-- start of Input --
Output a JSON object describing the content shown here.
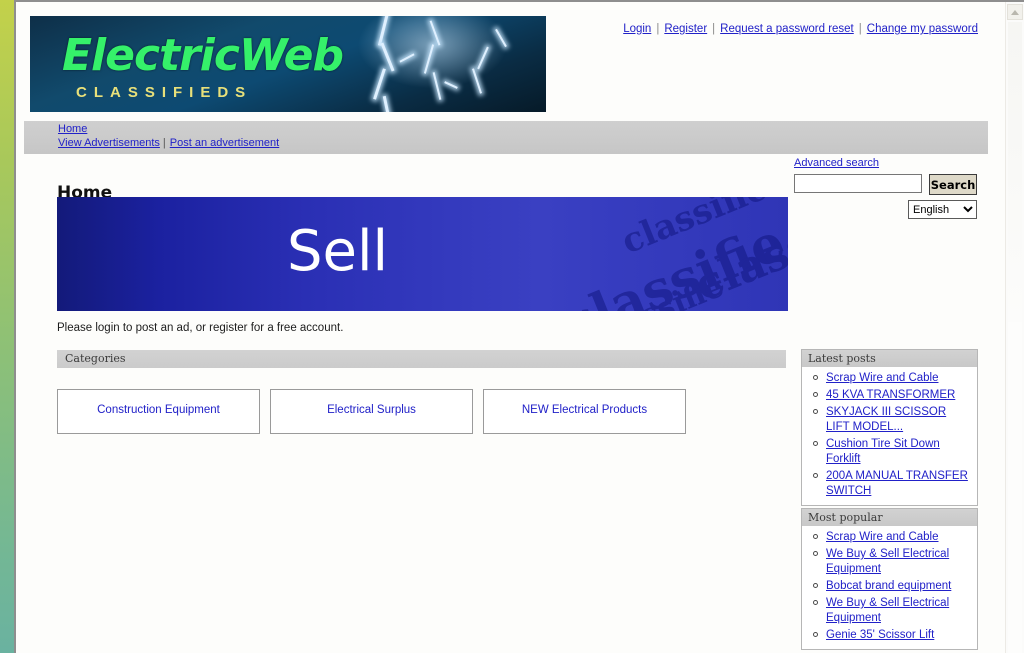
{
  "site": {
    "logo_word": "ElectricWeb",
    "logo_subtitle": "CLASSIFIEDS"
  },
  "account_links": [
    {
      "label": "Login"
    },
    {
      "label": "Register"
    },
    {
      "label": "Request a password reset"
    },
    {
      "label": "Change my password"
    }
  ],
  "nav": {
    "home": "Home",
    "view_ads": "View Advertisements",
    "post_ad": "Post an advertisement"
  },
  "page": {
    "title": "Home",
    "login_notice": "Please login to post an ad, or register for a free account."
  },
  "search": {
    "advanced_link": "Advanced search",
    "input_value": "",
    "input_placeholder": "",
    "button_label": "Search",
    "language_selected": "English",
    "language_options": [
      "English"
    ]
  },
  "banner": {
    "headline": "Sell",
    "watermark_text": "classifie"
  },
  "categories": {
    "header": "Categories",
    "items": [
      {
        "label": "Construction Equipment"
      },
      {
        "label": "Electrical Surplus"
      },
      {
        "label": "NEW Electrical Products"
      }
    ]
  },
  "sidebar": {
    "latest": {
      "title": "Latest posts",
      "items": [
        {
          "label": "Scrap Wire and Cable"
        },
        {
          "label": "45 KVA TRANSFORMER"
        },
        {
          "label": "SKYJACK III SCISSOR LIFT MODEL..."
        },
        {
          "label": "Cushion Tire Sit Down Forklift"
        },
        {
          "label": "200A MANUAL TRANSFER SWITCH"
        }
      ]
    },
    "popular": {
      "title": "Most popular",
      "items": [
        {
          "label": "Scrap Wire and Cable"
        },
        {
          "label": "We Buy & Sell Electrical Equipment"
        },
        {
          "label": "Bobcat brand equipment"
        },
        {
          "label": "We Buy & Sell Electrical Equipment"
        },
        {
          "label": "Genie 35' Scissor Lift"
        }
      ]
    }
  },
  "colors": {
    "link": "#2121c8",
    "logo_green": "#35f16a",
    "logo_yellow": "#e8e07a",
    "banner_blue": "#3339bd",
    "nav_gray": "#cbcbcb",
    "desktop_green_top": "#c3d14a",
    "desktop_green_bottom": "#6ab2a0"
  }
}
-- end of Input --
__Written task__.
Without the pictures, print the whole listing exactly as given.

__Response to the exercise__.
Output a JSON object describing the content shown here.
{
  "site": {
    "logo_word": "ElectricWeb",
    "logo_subtitle": "CLASSIFIEDS"
  },
  "account_links": [
    {
      "label": "Login"
    },
    {
      "label": "Register"
    },
    {
      "label": "Request a password reset"
    },
    {
      "label": "Change my password"
    }
  ],
  "nav": {
    "home": "Home",
    "view_ads": "View Advertisements",
    "post_ad": "Post an advertisement"
  },
  "page": {
    "title": "Home",
    "login_notice": "Please login to post an ad, or register for a free account."
  },
  "search": {
    "advanced_link": "Advanced search",
    "input_value": "",
    "input_placeholder": "",
    "button_label": "Search",
    "language_selected": "English",
    "language_options": [
      "English"
    ]
  },
  "banner": {
    "headline": "Sell",
    "watermark_text": "classifie"
  },
  "categories": {
    "header": "Categories",
    "items": [
      {
        "label": "Construction Equipment"
      },
      {
        "label": "Electrical Surplus"
      },
      {
        "label": "NEW Electrical Products"
      }
    ]
  },
  "sidebar": {
    "latest": {
      "title": "Latest posts",
      "items": [
        {
          "label": "Scrap Wire and Cable"
        },
        {
          "label": "45 KVA TRANSFORMER"
        },
        {
          "label": "SKYJACK III SCISSOR LIFT MODEL..."
        },
        {
          "label": "Cushion Tire Sit Down Forklift"
        },
        {
          "label": "200A MANUAL TRANSFER SWITCH"
        }
      ]
    },
    "popular": {
      "title": "Most popular",
      "items": [
        {
          "label": "Scrap Wire and Cable"
        },
        {
          "label": "We Buy & Sell Electrical Equipment"
        },
        {
          "label": "Bobcat brand equipment"
        },
        {
          "label": "We Buy & Sell Electrical Equipment"
        },
        {
          "label": "Genie 35' Scissor Lift"
        }
      ]
    }
  },
  "colors": {
    "link": "#2121c8",
    "logo_green": "#35f16a",
    "logo_yellow": "#e8e07a",
    "banner_blue": "#3339bd",
    "nav_gray": "#cbcbcb",
    "desktop_green_top": "#c3d14a",
    "desktop_green_bottom": "#6ab2a0"
  }
}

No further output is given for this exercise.